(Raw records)
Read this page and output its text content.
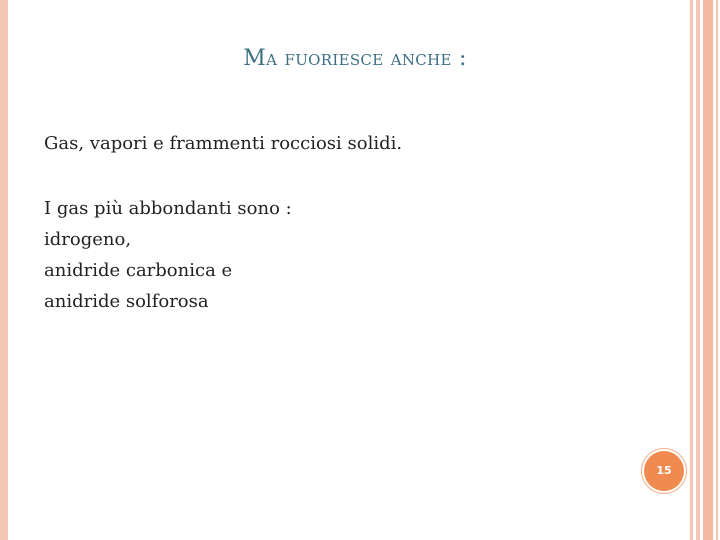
Ma fuoriesce anche :
Gas, vapori e frammenti rocciosi solidi.
I gas più abbondanti sono :
idrogeno,
anidride carbonica e
anidride solforosa
15
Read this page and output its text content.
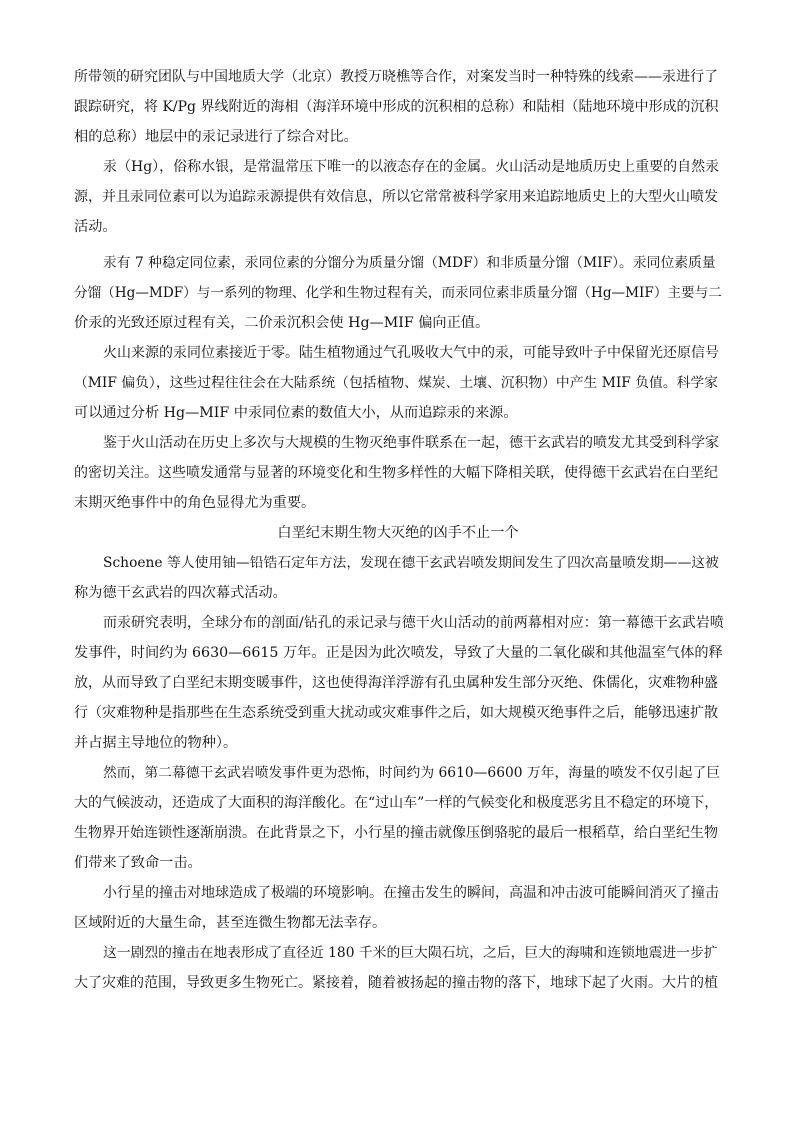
所带领的研究团队与中国地质大学（北京）教授万晓樵等合作，对案发当时一种特殊的线索——汞进行了
跟踪研究，将 K/Pg 界线附近的海相（海洋环境中形成的沉积相的总称）和陆相（陆地环境中形成的沉积
相的总称）地层中的汞记录进行了综合对比。
汞（Hg），俗称水银，是常温常压下唯一的以液态存在的金属。火山活动是地质历史上重要的自然汞
源，并且汞同位素可以为追踪汞源提供有效信息，所以它常常被科学家用来追踪地质史上的大型火山喷发
活动。
汞有 7 种稳定同位素，汞同位素的分馏分为质量分馏（MDF）和非质量分馏（MIF）。汞同位素质量
分馏（Hg—MDF）与一系列的物理、化学和生物过程有关，而汞同位素非质量分馏（Hg—MIF）主要与二
价汞的光致还原过程有关，二价汞沉积会使 Hg—MIF 偏向正值。
火山来源的汞同位素接近于零。陆生植物通过气孔吸收大气中的汞，可能导致叶子中保留光还原信号
（MIF 偏负），这些过程往往会在大陆系统（包括植物、煤炭、土壤、沉积物）中产生 MIF 负值。科学家
可以通过分析 Hg—MIF 中汞同位素的数值大小，从而追踪汞的来源。
鉴于火山活动在历史上多次与大规模的生物灭绝事件联系在一起，德干玄武岩的喷发尤其受到科学家
的密切关注。这些喷发通常与显著的环境变化和生物多样性的大幅下降相关联，使得德干玄武岩在白垩纪
末期灭绝事件中的角色显得尤为重要。
白垩纪末期生物大灭绝的凶手不止一个
Schoene 等人使用铀—铅锆石定年方法，发现在德干玄武岩喷发期间发生了四次高量喷发期——这被
称为德干玄武岩的四次幕式活动。
而汞研究表明，全球分布的剖面/钻孔的汞记录与德干火山活动的前两幕相对应：第一幕德干玄武岩喷
发事件，时间约为 6630—6615 万年。正是因为此次喷发，导致了大量的二氧化碳和其他温室气体的释
放，从而导致了白垩纪末期变暖事件，这也使得海洋浮游有孔虫属种发生部分灭绝、侏儒化，灾难物种盛
行（灾难物种是指那些在生态系统受到重大扰动或灾难事件之后，如大规模灭绝事件之后，能够迅速扩散
并占据主导地位的物种）。
然而，第二幕德干玄武岩喷发事件更为恐怖，时间约为 6610—6600 万年，海量的喷发不仅引起了巨
大的气候波动，还造成了大面积的海洋酸化。在“过山车”一样的气候变化和极度恶劣且不稳定的环境下，
生物界开始连锁性逐渐崩溃。在此背景之下，小行星的撞击就像压倒骆驼的最后一根稻草，给白垩纪生物
们带来了致命一击。
小行星的撞击对地球造成了极端的环境影响。在撞击发生的瞬间，高温和冲击波可能瞬间消灭了撞击
区域附近的大量生命，甚至连微生物都无法幸存。
这一剧烈的撞击在地表形成了直径近 180 千米的巨大陨石坑，之后，巨大的海啸和连锁地震进一步扩
大了灾难的范围，导致更多生物死亡。紧接着，随着被扬起的撞击物的落下，地球下起了火雨。大片的植
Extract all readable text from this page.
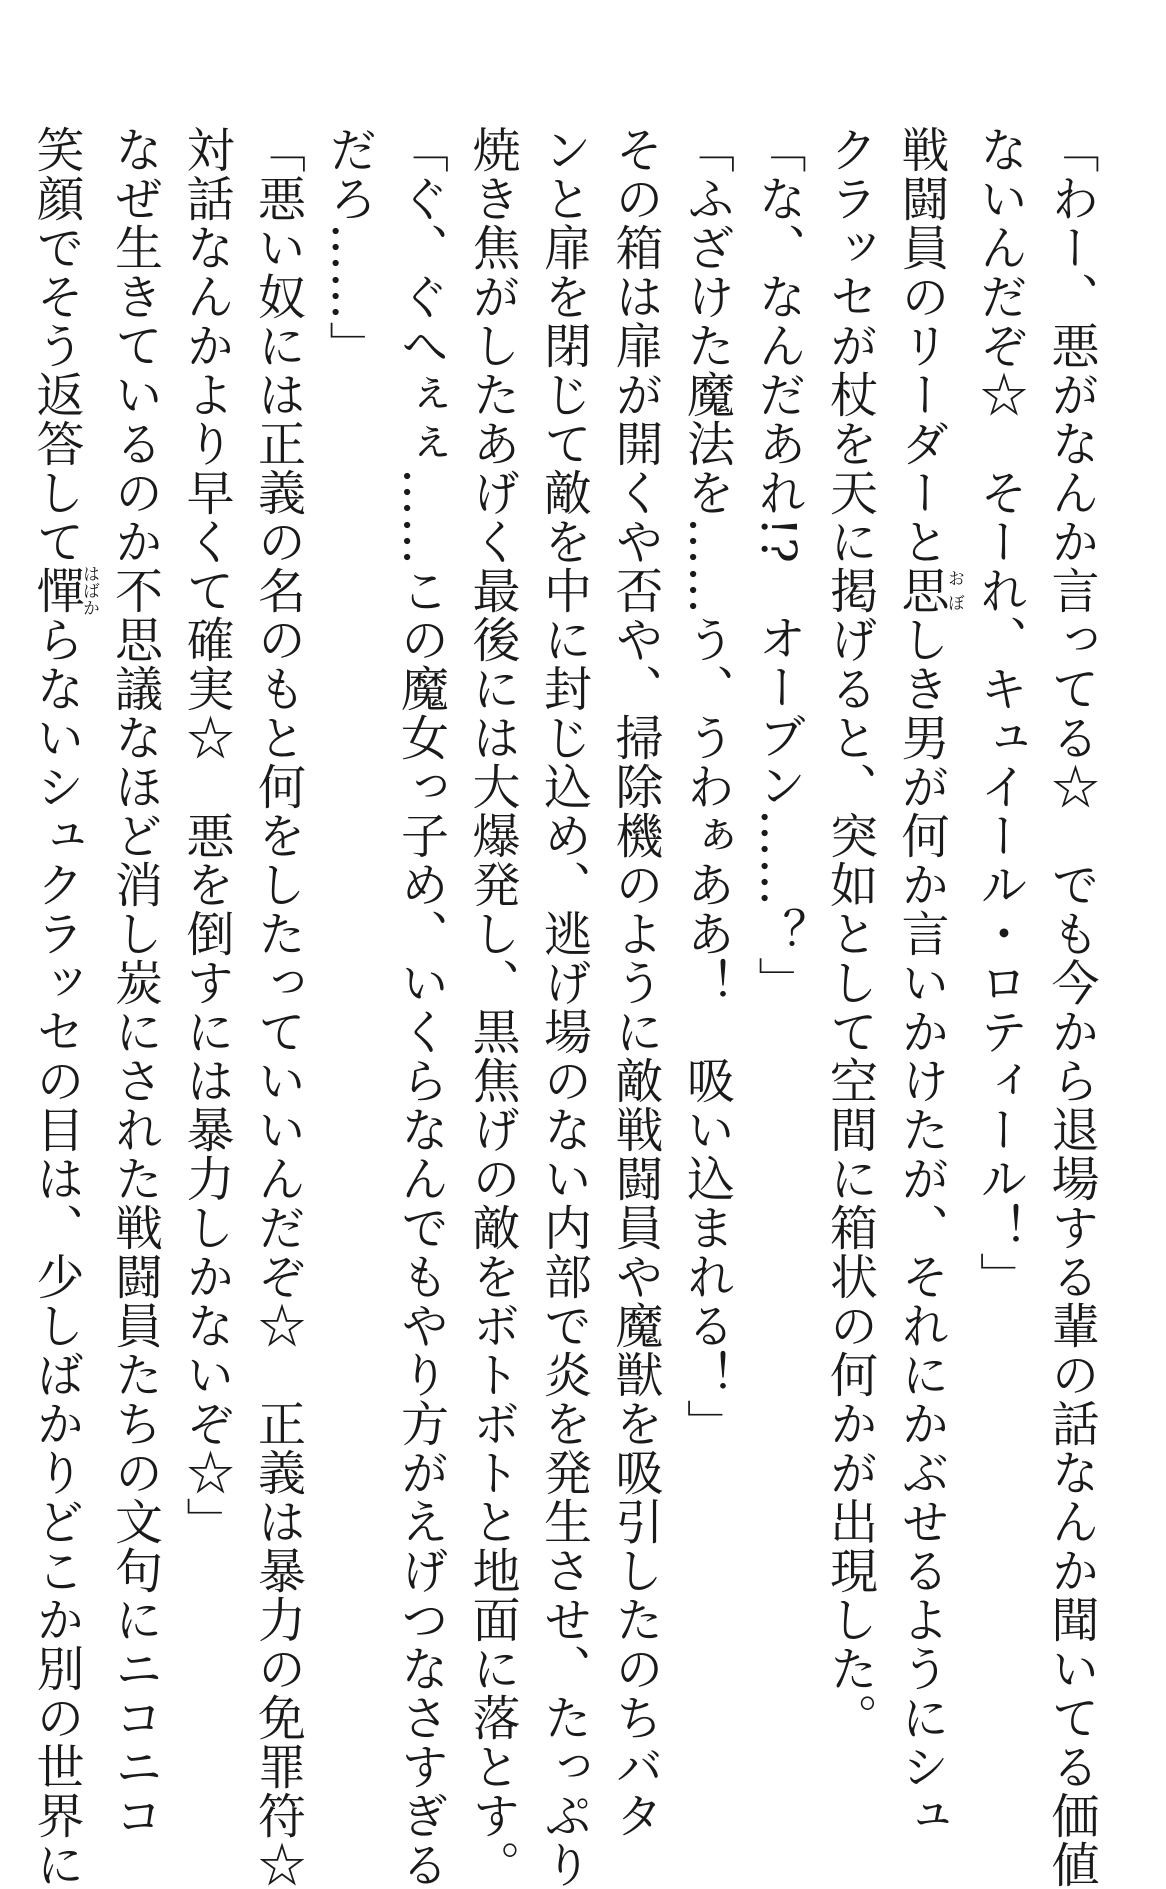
「わー、悪がなんか言ってる☆　でも今から退場する輩の話なんか聞いてる価値

ないんだぞ☆　そーれ、キュイール・ロティール！」

戦闘員のリーダーと思おぼしき男が何か言いかけたが、それにかぶせるようにシュ

クラッセが杖を天に掲げると、突如として空間に箱状の何かが出現した。

「な、なんだあれ!?　オーブン……？」

「ふざけた魔法を……う、うわぁああ！　吸い込まれる！」

その箱は扉が開くや否や、掃除機のように敵戦闘員や魔獣を吸引したのちバタ

ンと扉を閉じて敵を中に封じ込め、逃げ場のない内部で炎を発生させ、たっぷり

焼き焦がしたあげく最後には大爆発し、黒焦げの敵をボトボトと地面に落とす。

「ぐ、ぐへぇぇ……この魔女っ子め、いくらなんでもやり方がえげつなさすぎる

だろ……」

「悪い奴には正義の名のもと何をしたっていいんだぞ☆　正義は暴力の免罪符☆

対話なんかより早くて確実☆　悪を倒すには暴力しかないぞ☆」

なぜ生きているのか不思議なほど消し炭にされた戦闘員たちの文句にニコニコ

笑顔でそう返答して憚はばからないシュクラッセの目は、少しばかりどこか別の世界に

Aim: Give an exact reproduction of every line, leaving out any picture.

Full response:
Read this page and output its text content.
Ma fuoriesce anche :
Gas, vapori e frammenti rocciosi solidi.
I gas più abbondanti sono :
idrogeno,
anidride carbonica e
anidride solforosa
15
Read this page and output its text content.
所带领的研究团队与中国地质大学（北京）教授万晓樵等合作，对案发当时一种特殊的线索——汞进行了
跟踪研究，将 K/Pg 界线附近的海相（海洋环境中形成的沉积相的总称）和陆相（陆地环境中形成的沉积
相的总称）地层中的汞记录进行了综合对比。
汞（Hg），俗称水银，是常温常压下唯一的以液态存在的金属。火山活动是地质历史上重要的自然汞
源，并且汞同位素可以为追踪汞源提供有效信息，所以它常常被科学家用来追踪地质史上的大型火山喷发
活动。
汞有 7 种稳定同位素，汞同位素的分馏分为质量分馏（MDF）和非质量分馏（MIF）。汞同位素质量
分馏（Hg—MDF）与一系列的物理、化学和生物过程有关，而汞同位素非质量分馏（Hg—MIF）主要与二
价汞的光致还原过程有关，二价汞沉积会使 Hg—MIF 偏向正值。
火山来源的汞同位素接近于零。陆生植物通过气孔吸收大气中的汞，可能导致叶子中保留光还原信号
（MIF 偏负），这些过程往往会在大陆系统（包括植物、煤炭、土壤、沉积物）中产生 MIF 负值。科学家
可以通过分析 Hg—MIF 中汞同位素的数值大小，从而追踪汞的来源。
鉴于火山活动在历史上多次与大规模的生物灭绝事件联系在一起，德干玄武岩的喷发尤其受到科学家
的密切关注。这些喷发通常与显著的环境变化和生物多样性的大幅下降相关联，使得德干玄武岩在白垩纪
末期灭绝事件中的角色显得尤为重要。
白垩纪末期生物大灭绝的凶手不止一个
Schoene 等人使用铀—铅锆石定年方法，发现在德干玄武岩喷发期间发生了四次高量喷发期——这被
称为德干玄武岩的四次幕式活动。
而汞研究表明，全球分布的剖面/钻孔的汞记录与德干火山活动的前两幕相对应：第一幕德干玄武岩喷
发事件，时间约为 6630—6615 万年。正是因为此次喷发，导致了大量的二氧化碳和其他温室气体的释
放，从而导致了白垩纪末期变暖事件，这也使得海洋浮游有孔虫属种发生部分灭绝、侏儒化，灾难物种盛
行（灾难物种是指那些在生态系统受到重大扰动或灾难事件之后，如大规模灭绝事件之后，能够迅速扩散
并占据主导地位的物种）。
然而，第二幕德干玄武岩喷发事件更为恐怖，时间约为 6610—6600 万年，海量的喷发不仅引起了巨
大的气候波动，还造成了大面积的海洋酸化。在“过山车”一样的气候变化和极度恶劣且不稳定的环境下，
生物界开始连锁性逐渐崩溃。在此背景之下，小行星的撞击就像压倒骆驼的最后一根稻草，给白垩纪生物
们带来了致命一击。
小行星的撞击对地球造成了极端的环境影响。在撞击发生的瞬间，高温和冲击波可能瞬间消灭了撞击
区域附近的大量生命，甚至连微生物都无法幸存。
这一剧烈的撞击在地表形成了直径近 180 千米的巨大陨石坑，之后，巨大的海啸和连锁地震进一步扩
大了灾难的范围，导致更多生物死亡。紧接着，随着被扬起的撞击物的落下，地球下起了火雨。大片的植
Extract all readable text from this page.
「わー、悪がなんか言ってる☆　でも今から退場する輩の話なんか聞いてる価値

ないんだぞ☆　そーれ、キュイール・ロティール！」

戦闘員のリーダーと思おぼしき男が何か言いかけたが、それにかぶせるようにシュ

クラッセが杖を天に掲げると、突如として空間に箱状の何かが出現した。

「な、なんだあれ!?　オーブン……？」

「ふざけた魔法を……う、うわぁああ！　吸い込まれる！」

その箱は扉が開くや否や、掃除機のように敵戦闘員や魔獣を吸引したのちバタ

ンと扉を閉じて敵を中に封じ込め、逃げ場のない内部で炎を発生させ、たっぷり

焼き焦がしたあげく最後には大爆発し、黒焦げの敵をボトボトと地面に落とす。

「ぐ、ぐへぇぇ……この魔女っ子め、いくらなんでもやり方がえげつなさすぎる

だろ……」

「悪い奴には正義の名のもと何をしたっていいんだぞ☆　正義は暴力の免罪符☆

対話なんかより早くて確実☆　悪を倒すには暴力しかないぞ☆」

なぜ生きているのか不思議なほど消し炭にされた戦闘員たちの文句にニコニコ

笑顔でそう返答して憚はばからないシュクラッセの目は、少しばかりどこか別の世界に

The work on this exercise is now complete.